%%

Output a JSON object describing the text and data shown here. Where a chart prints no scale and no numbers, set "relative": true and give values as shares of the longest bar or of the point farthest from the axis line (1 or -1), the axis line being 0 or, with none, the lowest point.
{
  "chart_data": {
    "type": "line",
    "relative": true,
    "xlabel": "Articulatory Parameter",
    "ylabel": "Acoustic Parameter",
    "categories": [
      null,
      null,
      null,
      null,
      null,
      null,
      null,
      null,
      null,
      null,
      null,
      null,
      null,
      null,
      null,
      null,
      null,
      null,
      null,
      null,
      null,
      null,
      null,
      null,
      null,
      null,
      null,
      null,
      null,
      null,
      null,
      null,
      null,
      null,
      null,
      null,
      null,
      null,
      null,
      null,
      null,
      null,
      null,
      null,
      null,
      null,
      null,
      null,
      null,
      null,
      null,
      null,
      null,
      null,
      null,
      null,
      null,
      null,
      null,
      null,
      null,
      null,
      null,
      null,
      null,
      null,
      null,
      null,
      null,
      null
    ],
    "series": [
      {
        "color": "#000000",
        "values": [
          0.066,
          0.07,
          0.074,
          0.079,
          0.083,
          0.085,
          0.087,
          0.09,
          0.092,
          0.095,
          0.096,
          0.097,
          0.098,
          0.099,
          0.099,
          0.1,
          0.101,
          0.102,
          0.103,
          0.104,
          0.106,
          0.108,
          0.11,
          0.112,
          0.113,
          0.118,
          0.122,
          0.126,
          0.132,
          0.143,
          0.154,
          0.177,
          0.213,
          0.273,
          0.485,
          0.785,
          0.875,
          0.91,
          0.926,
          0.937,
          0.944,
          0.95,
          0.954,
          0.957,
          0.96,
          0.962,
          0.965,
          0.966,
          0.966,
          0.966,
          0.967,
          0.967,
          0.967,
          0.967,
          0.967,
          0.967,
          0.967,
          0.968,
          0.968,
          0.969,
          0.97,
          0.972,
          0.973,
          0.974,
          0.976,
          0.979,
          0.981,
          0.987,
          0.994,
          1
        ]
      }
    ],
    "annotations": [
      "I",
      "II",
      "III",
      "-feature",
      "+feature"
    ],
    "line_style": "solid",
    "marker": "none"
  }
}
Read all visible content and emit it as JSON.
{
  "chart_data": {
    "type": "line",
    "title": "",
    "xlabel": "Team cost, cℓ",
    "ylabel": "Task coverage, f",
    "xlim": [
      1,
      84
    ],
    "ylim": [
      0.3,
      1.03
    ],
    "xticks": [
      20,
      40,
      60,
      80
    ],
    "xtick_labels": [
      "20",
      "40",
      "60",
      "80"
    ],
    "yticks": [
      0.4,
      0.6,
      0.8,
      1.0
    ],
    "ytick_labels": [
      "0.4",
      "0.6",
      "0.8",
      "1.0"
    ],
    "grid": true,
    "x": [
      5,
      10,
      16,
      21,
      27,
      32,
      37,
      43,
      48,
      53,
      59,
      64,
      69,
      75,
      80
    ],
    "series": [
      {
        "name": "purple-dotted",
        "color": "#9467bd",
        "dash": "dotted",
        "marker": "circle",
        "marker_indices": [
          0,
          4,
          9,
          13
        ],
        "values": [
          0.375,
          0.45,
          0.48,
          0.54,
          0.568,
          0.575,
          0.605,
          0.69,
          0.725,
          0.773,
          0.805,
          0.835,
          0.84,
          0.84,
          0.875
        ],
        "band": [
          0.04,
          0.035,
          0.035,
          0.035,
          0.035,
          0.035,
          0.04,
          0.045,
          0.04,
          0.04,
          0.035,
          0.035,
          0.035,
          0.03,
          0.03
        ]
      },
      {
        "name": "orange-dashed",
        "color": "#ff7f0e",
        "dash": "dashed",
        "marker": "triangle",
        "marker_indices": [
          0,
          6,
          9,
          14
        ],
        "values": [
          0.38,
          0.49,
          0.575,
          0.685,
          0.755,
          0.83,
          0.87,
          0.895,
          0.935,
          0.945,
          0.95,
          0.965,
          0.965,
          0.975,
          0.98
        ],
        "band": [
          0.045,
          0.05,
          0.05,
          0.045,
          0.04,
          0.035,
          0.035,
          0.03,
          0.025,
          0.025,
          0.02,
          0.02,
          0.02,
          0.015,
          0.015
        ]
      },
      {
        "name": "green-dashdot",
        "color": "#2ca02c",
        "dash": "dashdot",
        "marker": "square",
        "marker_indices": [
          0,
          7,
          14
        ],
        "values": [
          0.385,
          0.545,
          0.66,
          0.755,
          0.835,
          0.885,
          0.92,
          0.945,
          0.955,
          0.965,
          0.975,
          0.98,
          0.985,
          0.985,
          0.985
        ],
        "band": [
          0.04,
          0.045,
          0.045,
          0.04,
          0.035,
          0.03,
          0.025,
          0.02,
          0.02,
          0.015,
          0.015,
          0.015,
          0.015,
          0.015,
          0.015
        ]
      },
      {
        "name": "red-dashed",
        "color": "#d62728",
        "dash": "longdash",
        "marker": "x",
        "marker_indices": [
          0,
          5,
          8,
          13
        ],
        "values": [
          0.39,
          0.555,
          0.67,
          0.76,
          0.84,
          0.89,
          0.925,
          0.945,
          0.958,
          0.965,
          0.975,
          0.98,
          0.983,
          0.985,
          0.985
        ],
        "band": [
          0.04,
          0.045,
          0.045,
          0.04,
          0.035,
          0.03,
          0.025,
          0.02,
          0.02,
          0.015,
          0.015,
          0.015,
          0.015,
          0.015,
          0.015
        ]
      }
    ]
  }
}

%%

▶ **Written problem**
Repeat all of the entries exactly.

▶ **Complete answer**
Output a JSON object describing the text and data shown here. Where a chart prints no scale and no numbers, set "relative": true and give values as shares of the longest bar or of the point farthest from the axis line (1 or -1), the axis line being 0 or, with none, the lowest point.
{
  "chart_data": {
    "type": "line",
    "relative": true,
    "xlabel": "Articulatory Parameter",
    "ylabel": "Acoustic Parameter",
    "categories": [
      null,
      null,
      null,
      null,
      null,
      null,
      null,
      null,
      null,
      null,
      null,
      null,
      null,
      null,
      null,
      null,
      null,
      null,
      null,
      null,
      null,
      null,
      null,
      null,
      null,
      null,
      null,
      null,
      null,
      null,
      null,
      null,
      null,
      null,
      null,
      null,
      null,
      null,
      null,
      null,
      null,
      null,
      null,
      null,
      null,
      null,
      null,
      null,
      null,
      null,
      null,
      null,
      null,
      null,
      null,
      null,
      null,
      null,
      null,
      null,
      null,
      null,
      null,
      null,
      null,
      null,
      null,
      null,
      null,
      null
    ],
    "series": [
      {
        "color": "#000000",
        "values": [
          0.066,
          0.07,
          0.074,
          0.079,
          0.083,
          0.085,
          0.087,
          0.09,
          0.092,
          0.095,
          0.096,
          0.097,
          0.098,
          0.099,
          0.099,
          0.1,
          0.101,
          0.102,
          0.103,
          0.104,
          0.106,
          0.108,
          0.11,
          0.112,
          0.113,
          0.118,
          0.122,
          0.126,
          0.132,
          0.143,
          0.154,
          0.177,
          0.213,
          0.273,
          0.485,
          0.785,
          0.875,
          0.91,
          0.926,
          0.937,
          0.944,
          0.95,
          0.954,
          0.957,
          0.96,
          0.962,
          0.965,
          0.966,
          0.966,
          0.966,
          0.967,
          0.967,
          0.967,
          0.967,
          0.967,
          0.967,
          0.967,
          0.968,
          0.968,
          0.969,
          0.97,
          0.972,
          0.973,
          0.974,
          0.976,
          0.979,
          0.981,
          0.987,
          0.994,
          1
        ]
      }
    ],
    "annotations": [
      "I",
      "II",
      "III",
      "-feature",
      "+feature"
    ],
    "line_style": "solid",
    "marker": "none"
  }
}
Read all visible content and emit it as JSON.
{
  "chart_data": {
    "type": "line",
    "title": "",
    "xlabel": "Team cost, cℓ",
    "ylabel": "Task coverage, f",
    "xlim": [
      1,
      84
    ],
    "ylim": [
      0.3,
      1.03
    ],
    "xticks": [
      20,
      40,
      60,
      80
    ],
    "xtick_labels": [
      "20",
      "40",
      "60",
      "80"
    ],
    "yticks": [
      0.4,
      0.6,
      0.8,
      1.0
    ],
    "ytick_labels": [
      "0.4",
      "0.6",
      "0.8",
      "1.0"
    ],
    "grid": true,
    "x": [
      5,
      10,
      16,
      21,
      27,
      32,
      37,
      43,
      48,
      53,
      59,
      64,
      69,
      75,
      80
    ],
    "series": [
      {
        "name": "purple-dotted",
        "color": "#9467bd",
        "dash": "dotted",
        "marker": "circle",
        "marker_indices": [
          0,
          4,
          9,
          13
        ],
        "values": [
          0.375,
          0.45,
          0.48,
          0.54,
          0.568,
          0.575,
          0.605,
          0.69,
          0.725,
          0.773,
          0.805,
          0.835,
          0.84,
          0.84,
          0.875
        ],
        "band": [
          0.04,
          0.035,
          0.035,
          0.035,
          0.035,
          0.035,
          0.04,
          0.045,
          0.04,
          0.04,
          0.035,
          0.035,
          0.035,
          0.03,
          0.03
        ]
      },
      {
        "name": "orange-dashed",
        "color": "#ff7f0e",
        "dash": "dashed",
        "marker": "triangle",
        "marker_indices": [
          0,
          6,
          9,
          14
        ],
        "values": [
          0.38,
          0.49,
          0.575,
          0.685,
          0.755,
          0.83,
          0.87,
          0.895,
          0.935,
          0.945,
          0.95,
          0.965,
          0.965,
          0.975,
          0.98
        ],
        "band": [
          0.045,
          0.05,
          0.05,
          0.045,
          0.04,
          0.035,
          0.035,
          0.03,
          0.025,
          0.025,
          0.02,
          0.02,
          0.02,
          0.015,
          0.015
        ]
      },
      {
        "name": "green-dashdot",
        "color": "#2ca02c",
        "dash": "dashdot",
        "marker": "square",
        "marker_indices": [
          0,
          7,
          14
        ],
        "values": [
          0.385,
          0.545,
          0.66,
          0.755,
          0.835,
          0.885,
          0.92,
          0.945,
          0.955,
          0.965,
          0.975,
          0.98,
          0.985,
          0.985,
          0.985
        ],
        "band": [
          0.04,
          0.045,
          0.045,
          0.04,
          0.035,
          0.03,
          0.025,
          0.02,
          0.02,
          0.015,
          0.015,
          0.015,
          0.015,
          0.015,
          0.015
        ]
      },
      {
        "name": "red-dashed",
        "color": "#d62728",
        "dash": "longdash",
        "marker": "x",
        "marker_indices": [
          0,
          5,
          8,
          13
        ],
        "values": [
          0.39,
          0.555,
          0.67,
          0.76,
          0.84,
          0.89,
          0.925,
          0.945,
          0.958,
          0.965,
          0.975,
          0.98,
          0.983,
          0.985,
          0.985
        ],
        "band": [
          0.04,
          0.045,
          0.045,
          0.04,
          0.035,
          0.03,
          0.025,
          0.02,
          0.02,
          0.015,
          0.015,
          0.015,
          0.015,
          0.015,
          0.015
        ]
      }
    ]
  }
}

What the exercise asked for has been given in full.